▶ WHAT YOU WILL DO
Edit the material from its start through the line containing "Identify all the", replacing "x-tick-label" with "horizontal-tick-label" and keeping everything else the same, and give back those lines without the pictures.

======== SUPPLIED RECORDS ========

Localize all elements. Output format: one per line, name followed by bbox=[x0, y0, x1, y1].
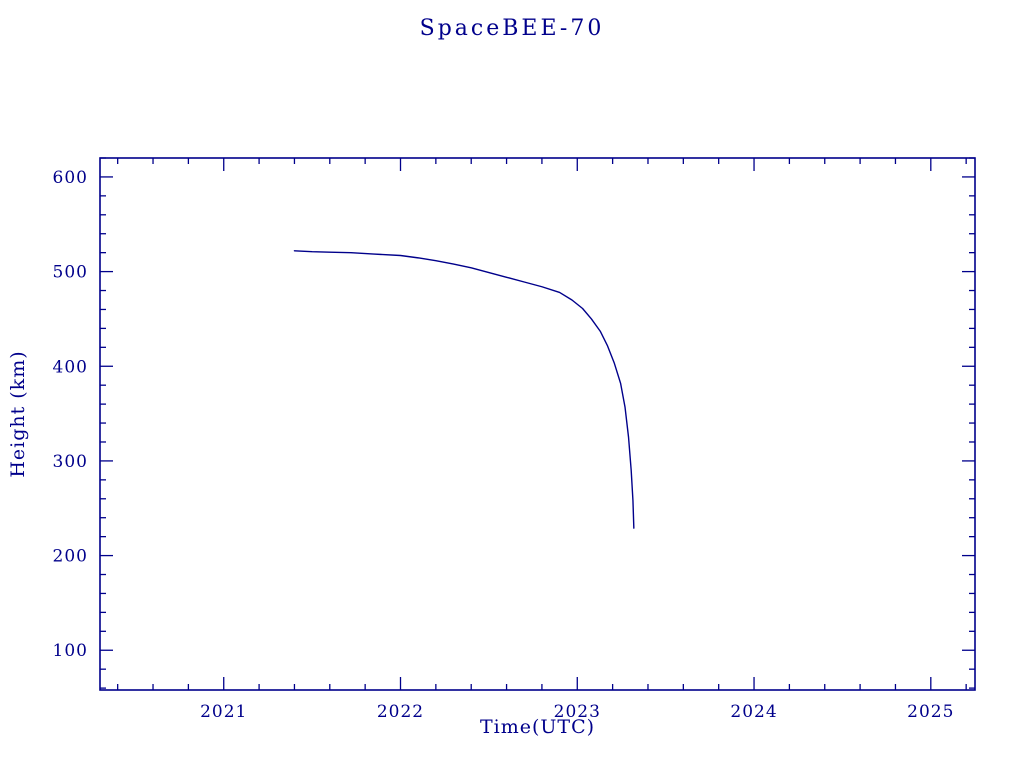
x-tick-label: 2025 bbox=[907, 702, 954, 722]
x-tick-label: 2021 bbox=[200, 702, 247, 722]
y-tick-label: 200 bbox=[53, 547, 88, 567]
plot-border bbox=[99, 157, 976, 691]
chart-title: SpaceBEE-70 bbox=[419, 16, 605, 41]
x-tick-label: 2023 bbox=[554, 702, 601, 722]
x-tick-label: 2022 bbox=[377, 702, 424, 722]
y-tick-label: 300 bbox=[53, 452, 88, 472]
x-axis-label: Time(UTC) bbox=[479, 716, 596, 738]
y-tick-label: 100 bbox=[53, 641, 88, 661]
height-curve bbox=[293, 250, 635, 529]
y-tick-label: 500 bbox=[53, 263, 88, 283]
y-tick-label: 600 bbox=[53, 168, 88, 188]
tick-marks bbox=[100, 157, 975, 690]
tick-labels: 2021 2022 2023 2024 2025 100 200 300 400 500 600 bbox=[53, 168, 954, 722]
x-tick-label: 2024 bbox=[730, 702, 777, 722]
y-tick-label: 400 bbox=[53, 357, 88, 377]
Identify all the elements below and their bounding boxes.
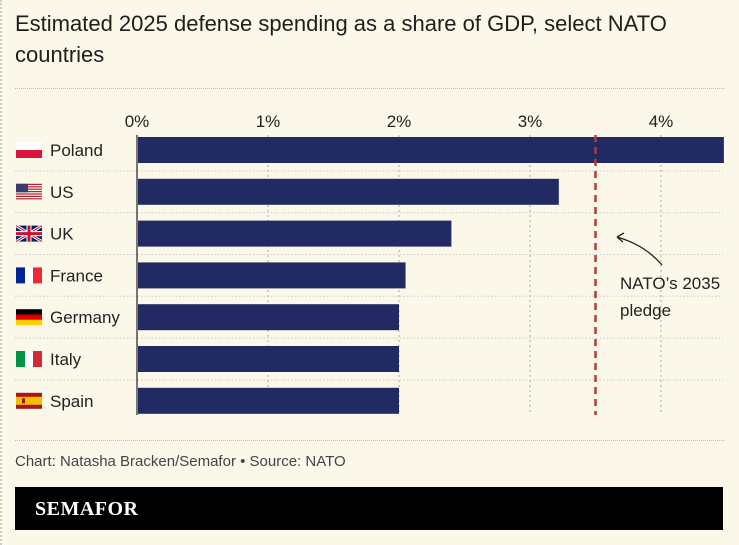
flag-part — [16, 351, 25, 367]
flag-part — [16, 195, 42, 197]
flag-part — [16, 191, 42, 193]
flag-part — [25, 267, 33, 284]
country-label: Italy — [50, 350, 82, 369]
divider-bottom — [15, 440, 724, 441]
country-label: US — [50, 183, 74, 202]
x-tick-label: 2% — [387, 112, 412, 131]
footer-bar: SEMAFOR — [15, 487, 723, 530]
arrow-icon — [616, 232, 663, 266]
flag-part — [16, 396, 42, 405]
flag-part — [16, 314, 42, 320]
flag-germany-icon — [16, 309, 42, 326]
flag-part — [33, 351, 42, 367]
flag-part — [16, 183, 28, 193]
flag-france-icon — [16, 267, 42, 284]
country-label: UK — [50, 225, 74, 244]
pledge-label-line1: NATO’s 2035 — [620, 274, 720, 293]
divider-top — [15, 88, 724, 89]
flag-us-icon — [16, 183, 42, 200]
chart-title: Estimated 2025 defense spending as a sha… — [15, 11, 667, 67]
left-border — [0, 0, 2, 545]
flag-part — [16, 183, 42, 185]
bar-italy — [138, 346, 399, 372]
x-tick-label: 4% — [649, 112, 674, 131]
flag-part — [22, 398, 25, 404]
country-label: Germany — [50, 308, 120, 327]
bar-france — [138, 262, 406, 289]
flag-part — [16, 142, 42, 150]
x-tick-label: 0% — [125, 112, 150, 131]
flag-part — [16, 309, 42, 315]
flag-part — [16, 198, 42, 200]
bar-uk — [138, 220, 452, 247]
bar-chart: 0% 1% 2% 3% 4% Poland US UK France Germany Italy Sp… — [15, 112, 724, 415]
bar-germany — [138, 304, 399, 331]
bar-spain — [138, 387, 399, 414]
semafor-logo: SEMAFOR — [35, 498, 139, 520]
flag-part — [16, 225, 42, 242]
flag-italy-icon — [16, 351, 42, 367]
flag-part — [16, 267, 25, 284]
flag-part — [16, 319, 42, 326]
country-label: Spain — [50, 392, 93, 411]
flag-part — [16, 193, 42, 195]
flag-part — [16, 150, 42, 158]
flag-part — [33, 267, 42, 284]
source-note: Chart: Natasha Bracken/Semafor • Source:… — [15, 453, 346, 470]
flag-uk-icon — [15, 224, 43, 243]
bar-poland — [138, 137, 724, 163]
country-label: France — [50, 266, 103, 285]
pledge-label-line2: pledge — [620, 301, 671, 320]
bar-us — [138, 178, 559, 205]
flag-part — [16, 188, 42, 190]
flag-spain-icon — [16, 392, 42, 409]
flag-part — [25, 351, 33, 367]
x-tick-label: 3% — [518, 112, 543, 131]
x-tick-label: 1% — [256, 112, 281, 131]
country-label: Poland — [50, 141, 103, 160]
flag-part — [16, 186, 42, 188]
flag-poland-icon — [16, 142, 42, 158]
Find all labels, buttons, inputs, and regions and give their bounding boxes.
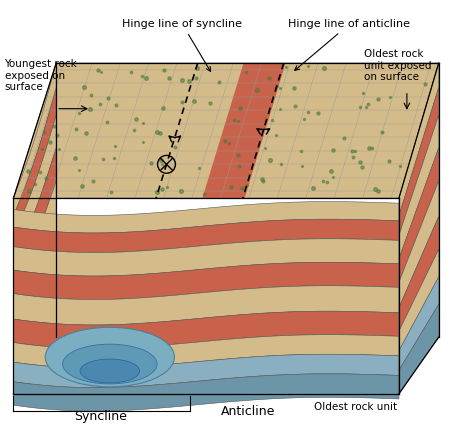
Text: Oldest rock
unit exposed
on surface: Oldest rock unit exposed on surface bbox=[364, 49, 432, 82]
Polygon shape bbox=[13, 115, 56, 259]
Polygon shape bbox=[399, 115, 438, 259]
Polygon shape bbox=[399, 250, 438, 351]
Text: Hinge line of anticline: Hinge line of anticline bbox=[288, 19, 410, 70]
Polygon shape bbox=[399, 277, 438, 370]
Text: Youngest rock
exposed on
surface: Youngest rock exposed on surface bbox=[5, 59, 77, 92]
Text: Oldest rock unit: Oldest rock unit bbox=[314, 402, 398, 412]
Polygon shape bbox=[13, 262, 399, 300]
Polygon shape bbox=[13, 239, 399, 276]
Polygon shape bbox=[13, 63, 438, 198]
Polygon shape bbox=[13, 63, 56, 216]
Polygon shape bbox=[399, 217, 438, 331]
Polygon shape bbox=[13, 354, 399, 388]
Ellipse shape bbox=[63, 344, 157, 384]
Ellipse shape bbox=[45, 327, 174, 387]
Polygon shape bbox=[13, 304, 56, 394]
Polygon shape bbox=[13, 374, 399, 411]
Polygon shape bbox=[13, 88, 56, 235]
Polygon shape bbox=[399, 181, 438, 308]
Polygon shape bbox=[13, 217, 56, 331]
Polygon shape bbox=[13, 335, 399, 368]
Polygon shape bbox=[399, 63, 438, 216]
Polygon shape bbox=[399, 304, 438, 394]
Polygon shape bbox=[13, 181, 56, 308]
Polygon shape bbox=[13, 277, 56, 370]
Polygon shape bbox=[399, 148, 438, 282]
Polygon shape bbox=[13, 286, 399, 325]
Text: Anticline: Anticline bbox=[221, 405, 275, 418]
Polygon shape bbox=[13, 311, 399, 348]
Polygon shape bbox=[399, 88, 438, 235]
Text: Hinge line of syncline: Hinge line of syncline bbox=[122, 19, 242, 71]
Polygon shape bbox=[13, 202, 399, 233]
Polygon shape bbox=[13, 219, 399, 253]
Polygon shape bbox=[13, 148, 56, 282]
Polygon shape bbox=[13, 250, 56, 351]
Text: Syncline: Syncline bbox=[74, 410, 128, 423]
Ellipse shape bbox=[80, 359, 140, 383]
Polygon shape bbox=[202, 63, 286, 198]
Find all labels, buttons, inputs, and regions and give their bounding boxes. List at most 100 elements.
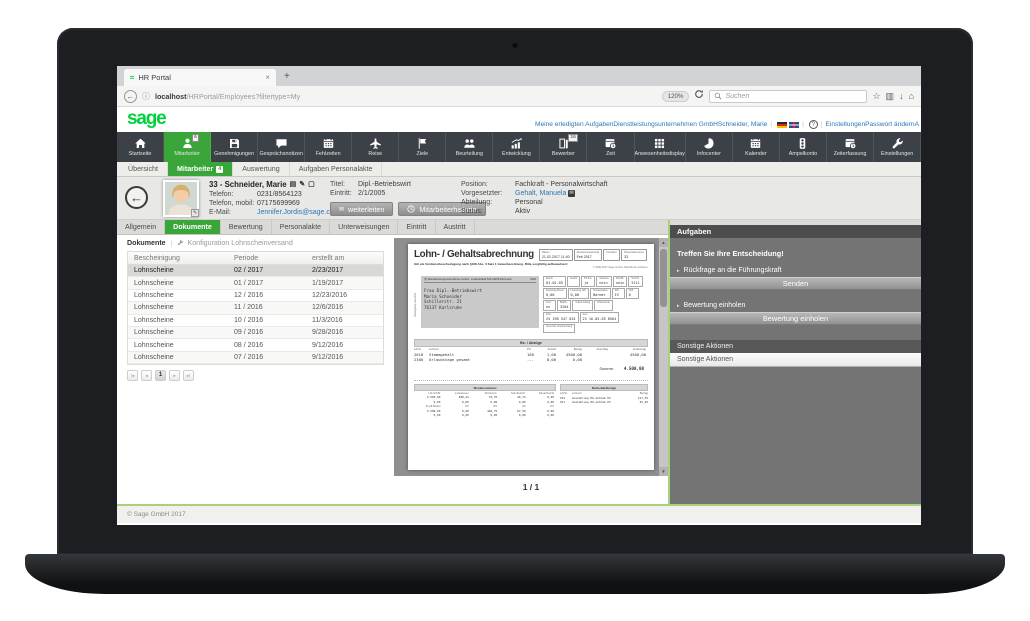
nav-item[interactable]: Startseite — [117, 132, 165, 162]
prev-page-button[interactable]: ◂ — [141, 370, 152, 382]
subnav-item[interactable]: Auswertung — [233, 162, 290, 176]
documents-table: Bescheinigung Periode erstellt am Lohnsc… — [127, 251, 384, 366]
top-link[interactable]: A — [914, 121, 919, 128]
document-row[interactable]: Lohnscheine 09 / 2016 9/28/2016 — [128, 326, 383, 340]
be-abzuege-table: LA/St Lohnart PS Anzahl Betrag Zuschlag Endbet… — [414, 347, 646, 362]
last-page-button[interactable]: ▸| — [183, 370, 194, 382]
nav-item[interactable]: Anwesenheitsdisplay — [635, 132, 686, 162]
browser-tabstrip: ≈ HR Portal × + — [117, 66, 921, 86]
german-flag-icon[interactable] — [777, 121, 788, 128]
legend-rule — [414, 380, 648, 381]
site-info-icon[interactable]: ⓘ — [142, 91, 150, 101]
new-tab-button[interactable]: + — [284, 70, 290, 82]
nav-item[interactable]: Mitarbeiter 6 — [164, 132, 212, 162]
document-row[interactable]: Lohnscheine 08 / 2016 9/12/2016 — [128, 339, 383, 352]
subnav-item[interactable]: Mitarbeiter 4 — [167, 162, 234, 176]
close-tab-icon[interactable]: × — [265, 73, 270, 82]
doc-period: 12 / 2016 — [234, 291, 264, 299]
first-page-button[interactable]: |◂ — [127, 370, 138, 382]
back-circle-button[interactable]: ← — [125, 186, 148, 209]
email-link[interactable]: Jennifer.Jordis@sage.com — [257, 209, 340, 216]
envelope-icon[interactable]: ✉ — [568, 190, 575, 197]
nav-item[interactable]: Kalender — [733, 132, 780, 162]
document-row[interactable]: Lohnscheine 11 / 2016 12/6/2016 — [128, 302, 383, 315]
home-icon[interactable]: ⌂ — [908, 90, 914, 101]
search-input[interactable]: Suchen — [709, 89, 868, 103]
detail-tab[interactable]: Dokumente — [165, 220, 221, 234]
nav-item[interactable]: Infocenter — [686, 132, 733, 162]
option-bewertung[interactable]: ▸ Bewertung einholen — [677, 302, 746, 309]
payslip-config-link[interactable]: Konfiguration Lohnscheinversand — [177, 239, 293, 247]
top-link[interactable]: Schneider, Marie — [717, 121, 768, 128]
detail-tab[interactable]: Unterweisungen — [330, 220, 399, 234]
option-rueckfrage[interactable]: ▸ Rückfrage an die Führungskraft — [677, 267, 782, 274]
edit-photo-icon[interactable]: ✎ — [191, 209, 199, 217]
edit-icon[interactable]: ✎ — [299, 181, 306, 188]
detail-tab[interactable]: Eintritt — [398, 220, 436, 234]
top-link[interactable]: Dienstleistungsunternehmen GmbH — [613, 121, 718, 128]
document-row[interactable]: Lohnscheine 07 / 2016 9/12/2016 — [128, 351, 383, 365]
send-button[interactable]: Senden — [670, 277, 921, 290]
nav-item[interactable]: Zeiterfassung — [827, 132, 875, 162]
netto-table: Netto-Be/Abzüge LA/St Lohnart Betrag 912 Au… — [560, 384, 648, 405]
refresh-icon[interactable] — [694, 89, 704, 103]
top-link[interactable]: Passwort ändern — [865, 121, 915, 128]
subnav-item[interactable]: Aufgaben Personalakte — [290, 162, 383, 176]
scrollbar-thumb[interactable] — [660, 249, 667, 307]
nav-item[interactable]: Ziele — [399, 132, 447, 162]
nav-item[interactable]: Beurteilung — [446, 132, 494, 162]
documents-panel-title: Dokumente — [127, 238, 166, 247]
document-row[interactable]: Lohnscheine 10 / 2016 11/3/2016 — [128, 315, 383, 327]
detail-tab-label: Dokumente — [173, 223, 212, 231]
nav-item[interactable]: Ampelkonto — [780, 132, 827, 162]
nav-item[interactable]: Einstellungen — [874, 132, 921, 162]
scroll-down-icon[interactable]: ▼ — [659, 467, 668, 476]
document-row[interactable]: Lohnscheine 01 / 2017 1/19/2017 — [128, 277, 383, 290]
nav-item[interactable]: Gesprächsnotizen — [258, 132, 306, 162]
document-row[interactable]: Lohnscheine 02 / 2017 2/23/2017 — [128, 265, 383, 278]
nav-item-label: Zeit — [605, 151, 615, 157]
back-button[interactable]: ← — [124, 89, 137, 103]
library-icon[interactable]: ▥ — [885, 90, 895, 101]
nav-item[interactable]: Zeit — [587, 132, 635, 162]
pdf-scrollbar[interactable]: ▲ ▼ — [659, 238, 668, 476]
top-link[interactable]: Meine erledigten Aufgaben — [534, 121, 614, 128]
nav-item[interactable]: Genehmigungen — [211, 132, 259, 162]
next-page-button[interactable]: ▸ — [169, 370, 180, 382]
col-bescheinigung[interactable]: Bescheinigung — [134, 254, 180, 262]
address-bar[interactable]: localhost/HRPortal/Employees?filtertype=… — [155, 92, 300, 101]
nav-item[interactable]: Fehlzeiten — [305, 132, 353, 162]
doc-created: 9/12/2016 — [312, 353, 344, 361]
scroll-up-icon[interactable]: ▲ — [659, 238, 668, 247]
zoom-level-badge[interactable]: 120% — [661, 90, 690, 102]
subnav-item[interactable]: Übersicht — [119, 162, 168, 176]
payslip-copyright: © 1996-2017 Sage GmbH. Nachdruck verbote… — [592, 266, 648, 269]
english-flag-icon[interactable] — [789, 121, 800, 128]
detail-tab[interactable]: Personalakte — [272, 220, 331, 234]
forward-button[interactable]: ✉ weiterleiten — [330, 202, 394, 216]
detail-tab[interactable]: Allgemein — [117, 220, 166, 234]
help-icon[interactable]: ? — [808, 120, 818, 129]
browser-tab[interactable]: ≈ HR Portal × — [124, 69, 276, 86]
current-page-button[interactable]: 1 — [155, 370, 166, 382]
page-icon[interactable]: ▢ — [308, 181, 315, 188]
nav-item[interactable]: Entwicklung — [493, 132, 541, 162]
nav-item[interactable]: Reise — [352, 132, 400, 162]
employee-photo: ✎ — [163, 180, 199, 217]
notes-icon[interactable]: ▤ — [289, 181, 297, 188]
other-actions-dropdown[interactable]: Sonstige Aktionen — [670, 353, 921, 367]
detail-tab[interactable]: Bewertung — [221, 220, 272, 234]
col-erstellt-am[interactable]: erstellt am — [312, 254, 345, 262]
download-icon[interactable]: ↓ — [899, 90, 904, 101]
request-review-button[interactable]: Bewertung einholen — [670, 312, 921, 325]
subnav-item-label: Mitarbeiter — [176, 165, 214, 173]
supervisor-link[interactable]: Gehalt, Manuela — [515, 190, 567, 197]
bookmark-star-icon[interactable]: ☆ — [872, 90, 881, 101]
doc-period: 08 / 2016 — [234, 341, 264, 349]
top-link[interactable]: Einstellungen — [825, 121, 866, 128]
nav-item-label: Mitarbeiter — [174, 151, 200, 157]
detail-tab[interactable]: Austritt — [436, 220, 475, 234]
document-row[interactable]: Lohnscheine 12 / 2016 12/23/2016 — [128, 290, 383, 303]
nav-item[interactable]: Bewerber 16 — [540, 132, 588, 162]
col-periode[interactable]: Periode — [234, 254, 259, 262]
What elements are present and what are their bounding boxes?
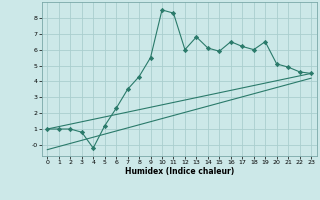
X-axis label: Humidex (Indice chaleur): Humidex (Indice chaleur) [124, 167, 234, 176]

========

▶ ANSWER BELOW
Localize all elements. Output format: one per line, name followed by bbox=[x0, y0, x1, y1].
horizontal-tick-label: 2025 bbox=[907, 702, 954, 722]
horizontal-tick-label: 2021 bbox=[200, 702, 247, 722]
y-tick-label: 200 bbox=[53, 547, 88, 567]
plot-border bbox=[99, 157, 976, 691]
chart-title: SpaceBEE-70 bbox=[419, 16, 605, 41]
horizontal-tick-label: 2023 bbox=[554, 702, 601, 722]
horizontal-tick-label: 2022 bbox=[377, 702, 424, 722]
y-tick-label: 300 bbox=[53, 452, 88, 472]
x-axis-label: Time(UTC) bbox=[479, 716, 596, 738]
y-tick-label: 100 bbox=[53, 641, 88, 661]
height-curve bbox=[293, 250, 635, 529]
y-tick-label: 500 bbox=[53, 263, 88, 283]
y-tick-label: 600 bbox=[53, 168, 88, 188]
tick-marks bbox=[100, 157, 975, 690]
tick-labels: 2021 2022 2023 2024 2025 100 200 300 400 500 600 bbox=[53, 168, 954, 722]
horizontal-tick-label: 2024 bbox=[730, 702, 777, 722]
y-tick-label: 400 bbox=[53, 357, 88, 377]
Identify all the elements below and their bounding boxes.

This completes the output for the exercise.